Supplied text:
......

UNITED STATES DISTRICT COURT
FOR THE DISTRICT OF COLUMBIA
MARK C. SAVIGNAC, et al.,
Plaintiffs,
v. Civil Action No. 19-2443 (RDM)
JONES DAY, et al.,
Defendants.
MEMORANDUM OPINION AND ORDER
Since discovery began in this case in May 2021, the parties’ exchange of information has
been heavily contested, necessitating the Court’s intervention on no fewer than seven separate
occasions. See Min. Entry (June 4, 2021); Min. Entry (July 20, 2021); Min. Entry (July 29,
2021); Min. Entry (Sept. 9, 2021); Min. Entry (Sept. 29, 2021); Min. Entry (Jan. 31, 2021). In
the latest round of discovery disputes, Plaintiffs and Defendants have each filed motions to
compel in which they seek to challenge various privilege assertions by their opponents. See Dkt.
85; Dkt. 91. The Court held a hearing on the disputes on January 31, 2022, at which it resolved
most of the issues raised by the parties’ motions and referred part of Plaintiffs’ motion to a
magistrate judge for ex parte, in camera review of certain documents on Defendants’ privilege
log. Min. Entry (Jan. 31, 2022); see Min. Order (Feb. 1, 2022).

......

Raw data:

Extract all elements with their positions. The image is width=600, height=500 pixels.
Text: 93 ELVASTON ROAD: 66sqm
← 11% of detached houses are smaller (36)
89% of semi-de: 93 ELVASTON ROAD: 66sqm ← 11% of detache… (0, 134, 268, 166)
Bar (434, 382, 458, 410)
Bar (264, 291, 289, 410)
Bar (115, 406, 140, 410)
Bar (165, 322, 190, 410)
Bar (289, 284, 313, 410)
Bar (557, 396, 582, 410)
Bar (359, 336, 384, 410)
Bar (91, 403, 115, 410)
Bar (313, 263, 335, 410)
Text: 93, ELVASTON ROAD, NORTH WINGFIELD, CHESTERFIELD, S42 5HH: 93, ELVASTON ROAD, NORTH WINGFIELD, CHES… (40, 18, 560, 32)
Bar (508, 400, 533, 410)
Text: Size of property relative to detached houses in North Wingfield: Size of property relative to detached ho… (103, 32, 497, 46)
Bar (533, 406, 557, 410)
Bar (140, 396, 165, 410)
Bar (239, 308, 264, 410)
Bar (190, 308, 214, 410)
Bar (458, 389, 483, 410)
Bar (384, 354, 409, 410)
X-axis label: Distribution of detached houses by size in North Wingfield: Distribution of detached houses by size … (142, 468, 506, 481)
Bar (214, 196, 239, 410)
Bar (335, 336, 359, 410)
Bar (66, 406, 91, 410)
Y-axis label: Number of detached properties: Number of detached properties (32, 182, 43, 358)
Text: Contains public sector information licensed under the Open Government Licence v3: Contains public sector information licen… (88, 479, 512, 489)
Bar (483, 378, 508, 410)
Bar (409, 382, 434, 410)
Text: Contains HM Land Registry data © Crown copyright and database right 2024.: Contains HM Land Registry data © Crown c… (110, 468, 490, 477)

......

Your instructions: Can you reproduce the court opinion's passage starting at "85; Dkt. 91." and ending at "(Feb. 1, 2022).", changing "magistrate judge" to "special master"?

Problem solution:
85; Dkt. 91. The Court held a hearing on the disputes on January 31, 2022, at which it resolved
most of the issues raised by the parties’ motions and referred part of Plaintiffs’ motion to a
special master for ex parte, in camera review of certain documents on Defendants’ privilege
log. Min. Entry (Jan. 31, 2022); see Min. Order (Feb. 1, 2022).